** REQUEST **
Reproduce all entries verbatim, with nothing added or dropped.
──────── INFORMATION SUPPLIED
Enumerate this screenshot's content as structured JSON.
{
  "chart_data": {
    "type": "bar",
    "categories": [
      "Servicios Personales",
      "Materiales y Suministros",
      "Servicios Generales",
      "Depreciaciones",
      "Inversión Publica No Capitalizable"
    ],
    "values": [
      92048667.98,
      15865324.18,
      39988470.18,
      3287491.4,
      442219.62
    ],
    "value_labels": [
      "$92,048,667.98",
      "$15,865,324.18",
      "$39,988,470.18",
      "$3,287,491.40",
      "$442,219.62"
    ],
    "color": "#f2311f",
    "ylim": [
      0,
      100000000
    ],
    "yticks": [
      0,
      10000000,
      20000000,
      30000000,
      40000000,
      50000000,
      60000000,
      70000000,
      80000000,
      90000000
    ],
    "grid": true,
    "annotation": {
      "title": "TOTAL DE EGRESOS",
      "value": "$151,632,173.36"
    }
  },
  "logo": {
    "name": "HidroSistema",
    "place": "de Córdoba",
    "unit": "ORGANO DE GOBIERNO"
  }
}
────────────────
** OUTPUT OF THE TASK **
Enumerate this screenshot's content as structured JSON.
{
  "chart_data": {
    "type": "bar",
    "categories": [
      "Servicios Personales",
      "Materiales y Suministros",
      "Servicios Generales",
      "Depreciaciones",
      "Inversión Publica No Capitalizable"
    ],
    "values": [
      92048667.98,
      15865324.18,
      39988470.18,
      3287491.4,
      442219.62
    ],
    "value_labels": [
      "$92,048,667.98",
      "$15,865,324.18",
      "$39,988,470.18",
      "$3,287,491.40",
      "$442,219.62"
    ],
    "color": "#f2311f",
    "ylim": [
      0,
      100000000
    ],
    "yticks": [
      0,
      10000000,
      20000000,
      30000000,
      40000000,
      50000000,
      60000000,
      70000000,
      80000000,
      90000000
    ],
    "grid": true,
    "annotation": {
      "title": "TOTAL DE EGRESOS",
      "value": "$151,632,173.36"
    }
  },
  "logo": {
    "name": "HidroSistema",
    "place": "de Córdoba",
    "unit": "ORGANO DE GOBIERNO"
  }
}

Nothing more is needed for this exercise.